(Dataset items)
# # #
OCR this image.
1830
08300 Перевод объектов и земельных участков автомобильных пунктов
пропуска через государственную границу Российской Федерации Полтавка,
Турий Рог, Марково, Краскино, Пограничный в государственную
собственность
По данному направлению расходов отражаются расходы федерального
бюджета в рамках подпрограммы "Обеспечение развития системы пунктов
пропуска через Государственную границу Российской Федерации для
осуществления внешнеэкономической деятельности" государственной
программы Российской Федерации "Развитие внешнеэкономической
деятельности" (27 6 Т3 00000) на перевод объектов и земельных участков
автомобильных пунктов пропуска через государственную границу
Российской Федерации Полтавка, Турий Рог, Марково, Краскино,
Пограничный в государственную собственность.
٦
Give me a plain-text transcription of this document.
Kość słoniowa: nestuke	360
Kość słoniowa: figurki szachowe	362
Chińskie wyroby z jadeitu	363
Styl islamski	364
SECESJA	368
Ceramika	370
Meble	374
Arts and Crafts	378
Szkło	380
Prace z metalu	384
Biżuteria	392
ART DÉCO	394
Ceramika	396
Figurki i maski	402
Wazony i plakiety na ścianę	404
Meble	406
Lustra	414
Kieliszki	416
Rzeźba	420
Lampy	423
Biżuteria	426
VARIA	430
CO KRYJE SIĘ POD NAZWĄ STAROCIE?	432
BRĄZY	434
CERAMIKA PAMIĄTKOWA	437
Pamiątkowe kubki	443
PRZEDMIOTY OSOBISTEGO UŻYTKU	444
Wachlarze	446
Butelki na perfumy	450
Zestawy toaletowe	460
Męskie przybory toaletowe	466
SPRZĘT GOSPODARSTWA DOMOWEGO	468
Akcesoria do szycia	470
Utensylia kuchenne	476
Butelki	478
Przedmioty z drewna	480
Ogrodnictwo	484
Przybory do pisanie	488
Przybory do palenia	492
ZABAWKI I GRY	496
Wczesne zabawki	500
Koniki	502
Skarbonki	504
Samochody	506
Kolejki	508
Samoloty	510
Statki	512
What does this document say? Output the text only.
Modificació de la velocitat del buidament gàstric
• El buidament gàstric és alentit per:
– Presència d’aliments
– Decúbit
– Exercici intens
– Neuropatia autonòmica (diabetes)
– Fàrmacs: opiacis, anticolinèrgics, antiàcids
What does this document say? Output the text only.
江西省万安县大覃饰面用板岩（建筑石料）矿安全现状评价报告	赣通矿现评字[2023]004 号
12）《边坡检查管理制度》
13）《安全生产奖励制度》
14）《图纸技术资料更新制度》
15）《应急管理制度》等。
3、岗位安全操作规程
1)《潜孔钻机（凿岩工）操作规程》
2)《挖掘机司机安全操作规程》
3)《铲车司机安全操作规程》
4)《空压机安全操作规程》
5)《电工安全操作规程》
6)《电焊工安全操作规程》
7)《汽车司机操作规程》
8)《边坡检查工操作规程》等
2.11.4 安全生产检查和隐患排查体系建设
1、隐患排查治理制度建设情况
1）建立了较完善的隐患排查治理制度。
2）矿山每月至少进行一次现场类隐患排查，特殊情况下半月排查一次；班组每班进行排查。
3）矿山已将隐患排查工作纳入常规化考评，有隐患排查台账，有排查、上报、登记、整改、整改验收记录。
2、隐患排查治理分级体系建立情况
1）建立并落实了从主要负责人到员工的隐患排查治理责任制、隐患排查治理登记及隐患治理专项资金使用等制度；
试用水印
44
# # #
> **Short task**: Gather each line in the entries above where the string "buidament" is found.

> **Task result**:
Modificació de la velocitat del buidament gàstric
• El buidament gàstric és alentit per:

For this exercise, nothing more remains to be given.